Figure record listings
########

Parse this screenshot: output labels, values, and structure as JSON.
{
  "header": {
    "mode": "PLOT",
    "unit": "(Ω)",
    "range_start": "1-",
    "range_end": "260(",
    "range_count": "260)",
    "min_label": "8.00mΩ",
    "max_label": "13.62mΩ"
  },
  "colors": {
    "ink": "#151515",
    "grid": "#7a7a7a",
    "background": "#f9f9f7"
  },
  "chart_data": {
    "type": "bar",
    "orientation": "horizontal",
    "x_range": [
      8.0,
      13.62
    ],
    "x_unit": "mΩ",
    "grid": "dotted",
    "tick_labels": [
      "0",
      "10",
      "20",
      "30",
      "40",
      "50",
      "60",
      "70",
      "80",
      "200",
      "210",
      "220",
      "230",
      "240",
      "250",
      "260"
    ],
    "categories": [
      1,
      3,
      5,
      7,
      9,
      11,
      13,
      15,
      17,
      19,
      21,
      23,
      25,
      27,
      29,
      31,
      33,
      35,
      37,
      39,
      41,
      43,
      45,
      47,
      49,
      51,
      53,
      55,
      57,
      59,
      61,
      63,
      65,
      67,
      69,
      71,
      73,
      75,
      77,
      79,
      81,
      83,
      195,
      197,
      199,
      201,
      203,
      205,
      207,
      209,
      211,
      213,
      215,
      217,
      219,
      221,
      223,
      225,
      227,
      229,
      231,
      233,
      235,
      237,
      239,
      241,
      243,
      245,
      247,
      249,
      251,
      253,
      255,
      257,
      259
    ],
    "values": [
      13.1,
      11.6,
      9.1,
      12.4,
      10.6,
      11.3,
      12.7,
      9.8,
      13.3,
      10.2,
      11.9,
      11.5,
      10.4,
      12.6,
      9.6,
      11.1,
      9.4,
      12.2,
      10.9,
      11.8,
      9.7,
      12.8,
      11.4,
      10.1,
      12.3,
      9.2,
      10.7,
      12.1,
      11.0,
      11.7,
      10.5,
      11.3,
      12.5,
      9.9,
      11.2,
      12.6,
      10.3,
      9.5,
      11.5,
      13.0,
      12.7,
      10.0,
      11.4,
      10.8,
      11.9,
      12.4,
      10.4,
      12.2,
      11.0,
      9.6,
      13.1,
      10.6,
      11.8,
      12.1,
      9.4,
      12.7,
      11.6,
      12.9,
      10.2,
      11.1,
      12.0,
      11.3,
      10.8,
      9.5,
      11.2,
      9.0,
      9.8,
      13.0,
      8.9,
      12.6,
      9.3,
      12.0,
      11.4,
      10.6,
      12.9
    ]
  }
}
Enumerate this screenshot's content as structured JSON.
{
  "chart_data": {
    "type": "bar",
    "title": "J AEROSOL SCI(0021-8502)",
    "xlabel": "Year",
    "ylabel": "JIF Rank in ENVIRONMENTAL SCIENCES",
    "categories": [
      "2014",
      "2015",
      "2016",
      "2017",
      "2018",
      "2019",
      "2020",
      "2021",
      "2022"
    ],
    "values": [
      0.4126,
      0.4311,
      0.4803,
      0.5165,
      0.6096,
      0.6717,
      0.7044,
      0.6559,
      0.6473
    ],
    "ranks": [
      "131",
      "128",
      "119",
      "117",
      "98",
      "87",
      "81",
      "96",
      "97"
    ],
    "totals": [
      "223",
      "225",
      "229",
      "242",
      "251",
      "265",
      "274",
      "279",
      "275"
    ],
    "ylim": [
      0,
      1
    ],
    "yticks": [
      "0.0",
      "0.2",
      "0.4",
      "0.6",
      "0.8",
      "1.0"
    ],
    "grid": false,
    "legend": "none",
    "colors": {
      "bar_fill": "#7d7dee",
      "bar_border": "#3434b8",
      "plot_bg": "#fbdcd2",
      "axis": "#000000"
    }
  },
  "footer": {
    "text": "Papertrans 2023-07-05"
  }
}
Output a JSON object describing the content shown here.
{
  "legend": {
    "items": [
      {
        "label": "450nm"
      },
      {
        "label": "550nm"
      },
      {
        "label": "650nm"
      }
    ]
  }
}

########

Directions:
Repeat the whole listing exactly, keeping every line intact.

Correct output:
Parse this screenshot: output labels, values, and structure as JSON.
{
  "header": {
    "mode": "PLOT",
    "unit": "(Ω)",
    "range_start": "1-",
    "range_end": "260(",
    "range_count": "260)",
    "min_label": "8.00mΩ",
    "max_label": "13.62mΩ"
  },
  "colors": {
    "ink": "#151515",
    "grid": "#7a7a7a",
    "background": "#f9f9f7"
  },
  "chart_data": {
    "type": "bar",
    "orientation": "horizontal",
    "x_range": [
      8.0,
      13.62
    ],
    "x_unit": "mΩ",
    "grid": "dotted",
    "tick_labels": [
      "0",
      "10",
      "20",
      "30",
      "40",
      "50",
      "60",
      "70",
      "80",
      "200",
      "210",
      "220",
      "230",
      "240",
      "250",
      "260"
    ],
    "categories": [
      1,
      3,
      5,
      7,
      9,
      11,
      13,
      15,
      17,
      19,
      21,
      23,
      25,
      27,
      29,
      31,
      33,
      35,
      37,
      39,
      41,
      43,
      45,
      47,
      49,
      51,
      53,
      55,
      57,
      59,
      61,
      63,
      65,
      67,
      69,
      71,
      73,
      75,
      77,
      79,
      81,
      83,
      195,
      197,
      199,
      201,
      203,
      205,
      207,
      209,
      211,
      213,
      215,
      217,
      219,
      221,
      223,
      225,
      227,
      229,
      231,
      233,
      235,
      237,
      239,
      241,
      243,
      245,
      247,
      249,
      251,
      253,
      255,
      257,
      259
    ],
    "values": [
      13.1,
      11.6,
      9.1,
      12.4,
      10.6,
      11.3,
      12.7,
      9.8,
      13.3,
      10.2,
      11.9,
      11.5,
      10.4,
      12.6,
      9.6,
      11.1,
      9.4,
      12.2,
      10.9,
      11.8,
      9.7,
      12.8,
      11.4,
      10.1,
      12.3,
      9.2,
      10.7,
      12.1,
      11.0,
      11.7,
      10.5,
      11.3,
      12.5,
      9.9,
      11.2,
      12.6,
      10.3,
      9.5,
      11.5,
      13.0,
      12.7,
      10.0,
      11.4,
      10.8,
      11.9,
      12.4,
      10.4,
      12.2,
      11.0,
      9.6,
      13.1,
      10.6,
      11.8,
      12.1,
      9.4,
      12.7,
      11.6,
      12.9,
      10.2,
      11.1,
      12.0,
      11.3,
      10.8,
      9.5,
      11.2,
      9.0,
      9.8,
      13.0,
      8.9,
      12.6,
      9.3,
      12.0,
      11.4,
      10.6,
      12.9
    ]
  }
}
Enumerate this screenshot's content as structured JSON.
{
  "chart_data": {
    "type": "bar",
    "title": "J AEROSOL SCI(0021-8502)",
    "xlabel": "Year",
    "ylabel": "JIF Rank in ENVIRONMENTAL SCIENCES",
    "categories": [
      "2014",
      "2015",
      "2016",
      "2017",
      "2018",
      "2019",
      "2020",
      "2021",
      "2022"
    ],
    "values": [
      0.4126,
      0.4311,
      0.4803,
      0.5165,
      0.6096,
      0.6717,
      0.7044,
      0.6559,
      0.6473
    ],
    "ranks": [
      "131",
      "128",
      "119",
      "117",
      "98",
      "87",
      "81",
      "96",
      "97"
    ],
    "totals": [
      "223",
      "225",
      "229",
      "242",
      "251",
      "265",
      "274",
      "279",
      "275"
    ],
    "ylim": [
      0,
      1
    ],
    "yticks": [
      "0.0",
      "0.2",
      "0.4",
      "0.6",
      "0.8",
      "1.0"
    ],
    "grid": false,
    "legend": "none",
    "colors": {
      "bar_fill": "#7d7dee",
      "bar_border": "#3434b8",
      "plot_bg": "#fbdcd2",
      "axis": "#000000"
    }
  },
  "footer": {
    "text": "Papertrans 2023-07-05"
  }
}
Output a JSON object describing the content shown here.
{
  "legend": {
    "items": [
      {
        "label": "450nm"
      },
      {
        "label": "550nm"
      },
      {
        "label": "650nm"
      }
    ]
  }
}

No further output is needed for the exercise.